Start RAW RECORDS
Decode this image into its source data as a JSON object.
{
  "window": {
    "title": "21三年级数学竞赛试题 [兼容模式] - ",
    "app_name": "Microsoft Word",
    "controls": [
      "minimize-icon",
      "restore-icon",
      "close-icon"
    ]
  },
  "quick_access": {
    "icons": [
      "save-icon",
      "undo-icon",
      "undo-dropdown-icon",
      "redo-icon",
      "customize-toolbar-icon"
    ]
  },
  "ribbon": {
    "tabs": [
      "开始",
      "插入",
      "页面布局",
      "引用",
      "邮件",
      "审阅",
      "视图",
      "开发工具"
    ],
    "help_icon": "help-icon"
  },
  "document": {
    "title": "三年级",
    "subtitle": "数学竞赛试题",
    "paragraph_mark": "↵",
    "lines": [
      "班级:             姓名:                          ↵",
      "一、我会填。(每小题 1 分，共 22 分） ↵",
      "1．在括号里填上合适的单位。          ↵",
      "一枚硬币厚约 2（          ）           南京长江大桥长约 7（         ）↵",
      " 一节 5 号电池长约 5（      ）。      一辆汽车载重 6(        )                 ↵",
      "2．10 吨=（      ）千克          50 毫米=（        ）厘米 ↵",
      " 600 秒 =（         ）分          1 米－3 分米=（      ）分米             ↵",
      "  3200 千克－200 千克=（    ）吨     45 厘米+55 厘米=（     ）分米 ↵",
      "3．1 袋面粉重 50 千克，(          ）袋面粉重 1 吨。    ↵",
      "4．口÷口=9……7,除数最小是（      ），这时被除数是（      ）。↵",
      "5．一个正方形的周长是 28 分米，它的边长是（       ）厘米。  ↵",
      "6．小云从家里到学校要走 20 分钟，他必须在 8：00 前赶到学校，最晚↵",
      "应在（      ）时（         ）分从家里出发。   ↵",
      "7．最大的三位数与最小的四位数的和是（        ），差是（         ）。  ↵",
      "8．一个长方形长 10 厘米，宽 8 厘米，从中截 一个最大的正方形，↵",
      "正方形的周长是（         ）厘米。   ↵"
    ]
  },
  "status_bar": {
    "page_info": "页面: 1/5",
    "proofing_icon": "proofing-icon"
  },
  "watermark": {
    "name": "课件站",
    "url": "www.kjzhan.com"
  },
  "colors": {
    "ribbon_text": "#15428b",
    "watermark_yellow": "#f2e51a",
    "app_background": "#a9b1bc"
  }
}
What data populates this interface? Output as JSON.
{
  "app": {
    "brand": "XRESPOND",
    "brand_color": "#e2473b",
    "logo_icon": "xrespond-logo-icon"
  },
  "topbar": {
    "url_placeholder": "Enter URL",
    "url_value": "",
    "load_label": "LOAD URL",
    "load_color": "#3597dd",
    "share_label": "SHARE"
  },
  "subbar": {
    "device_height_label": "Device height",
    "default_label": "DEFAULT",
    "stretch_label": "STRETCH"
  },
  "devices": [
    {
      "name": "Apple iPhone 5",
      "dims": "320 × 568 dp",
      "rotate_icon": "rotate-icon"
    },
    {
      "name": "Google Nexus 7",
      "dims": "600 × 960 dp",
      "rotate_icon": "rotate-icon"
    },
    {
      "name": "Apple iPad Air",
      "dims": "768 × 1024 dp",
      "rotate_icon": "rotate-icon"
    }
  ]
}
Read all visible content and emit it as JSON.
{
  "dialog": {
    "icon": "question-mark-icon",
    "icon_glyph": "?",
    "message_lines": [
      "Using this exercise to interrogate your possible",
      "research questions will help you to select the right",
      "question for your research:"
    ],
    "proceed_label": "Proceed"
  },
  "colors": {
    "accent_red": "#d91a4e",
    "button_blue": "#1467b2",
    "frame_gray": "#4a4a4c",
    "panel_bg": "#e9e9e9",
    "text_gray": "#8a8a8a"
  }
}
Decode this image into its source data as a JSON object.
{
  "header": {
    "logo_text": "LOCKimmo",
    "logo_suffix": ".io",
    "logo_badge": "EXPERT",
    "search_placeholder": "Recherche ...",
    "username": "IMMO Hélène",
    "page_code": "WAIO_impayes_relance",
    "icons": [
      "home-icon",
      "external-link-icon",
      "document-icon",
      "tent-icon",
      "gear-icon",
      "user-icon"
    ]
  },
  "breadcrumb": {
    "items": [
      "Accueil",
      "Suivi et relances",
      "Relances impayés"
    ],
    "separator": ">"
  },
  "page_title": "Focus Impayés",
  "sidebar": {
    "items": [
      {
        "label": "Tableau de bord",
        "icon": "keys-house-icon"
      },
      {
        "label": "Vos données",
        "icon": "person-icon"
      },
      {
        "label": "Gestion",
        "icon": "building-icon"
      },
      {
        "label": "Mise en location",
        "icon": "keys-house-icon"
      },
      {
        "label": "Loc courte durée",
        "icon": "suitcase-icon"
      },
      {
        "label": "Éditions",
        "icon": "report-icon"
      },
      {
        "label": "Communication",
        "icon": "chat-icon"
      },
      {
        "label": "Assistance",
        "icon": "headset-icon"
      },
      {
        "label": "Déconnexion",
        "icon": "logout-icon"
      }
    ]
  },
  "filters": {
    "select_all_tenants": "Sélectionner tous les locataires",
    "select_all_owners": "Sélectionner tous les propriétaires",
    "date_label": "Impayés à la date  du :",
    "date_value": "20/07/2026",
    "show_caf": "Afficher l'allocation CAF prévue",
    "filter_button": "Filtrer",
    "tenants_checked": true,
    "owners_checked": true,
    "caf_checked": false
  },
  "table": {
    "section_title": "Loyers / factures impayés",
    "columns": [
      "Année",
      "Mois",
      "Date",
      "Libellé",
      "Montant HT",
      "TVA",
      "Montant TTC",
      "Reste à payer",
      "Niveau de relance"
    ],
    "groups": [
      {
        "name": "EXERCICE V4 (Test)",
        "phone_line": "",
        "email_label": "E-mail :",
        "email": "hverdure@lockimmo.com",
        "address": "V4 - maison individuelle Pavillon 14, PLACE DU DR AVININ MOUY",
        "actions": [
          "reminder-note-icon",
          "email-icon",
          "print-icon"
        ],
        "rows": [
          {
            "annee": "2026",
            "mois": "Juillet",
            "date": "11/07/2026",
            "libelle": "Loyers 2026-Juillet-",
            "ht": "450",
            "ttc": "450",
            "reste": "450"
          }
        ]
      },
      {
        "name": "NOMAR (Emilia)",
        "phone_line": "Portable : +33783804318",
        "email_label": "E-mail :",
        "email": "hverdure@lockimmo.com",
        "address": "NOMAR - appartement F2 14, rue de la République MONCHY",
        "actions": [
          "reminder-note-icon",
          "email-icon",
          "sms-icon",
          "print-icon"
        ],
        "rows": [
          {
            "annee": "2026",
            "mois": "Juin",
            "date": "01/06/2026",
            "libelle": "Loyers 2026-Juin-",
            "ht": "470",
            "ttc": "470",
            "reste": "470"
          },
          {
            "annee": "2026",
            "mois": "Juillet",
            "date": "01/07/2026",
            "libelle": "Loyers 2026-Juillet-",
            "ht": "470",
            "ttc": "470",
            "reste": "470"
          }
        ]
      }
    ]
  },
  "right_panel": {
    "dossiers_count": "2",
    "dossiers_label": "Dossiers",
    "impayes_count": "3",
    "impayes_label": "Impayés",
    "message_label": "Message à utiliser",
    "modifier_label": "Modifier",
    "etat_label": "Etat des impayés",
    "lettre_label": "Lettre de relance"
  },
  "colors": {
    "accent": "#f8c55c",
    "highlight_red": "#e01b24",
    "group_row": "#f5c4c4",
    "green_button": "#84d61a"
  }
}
End RAW RECORDS
• [REQUIREMENT]: Extract all lines containing the word "tous".

• [SOLUTION]:
    "select_all_tenants": "Sélectionner tous les locataires",
    "select_all_owners": "Sélectionner tous les propriétaires",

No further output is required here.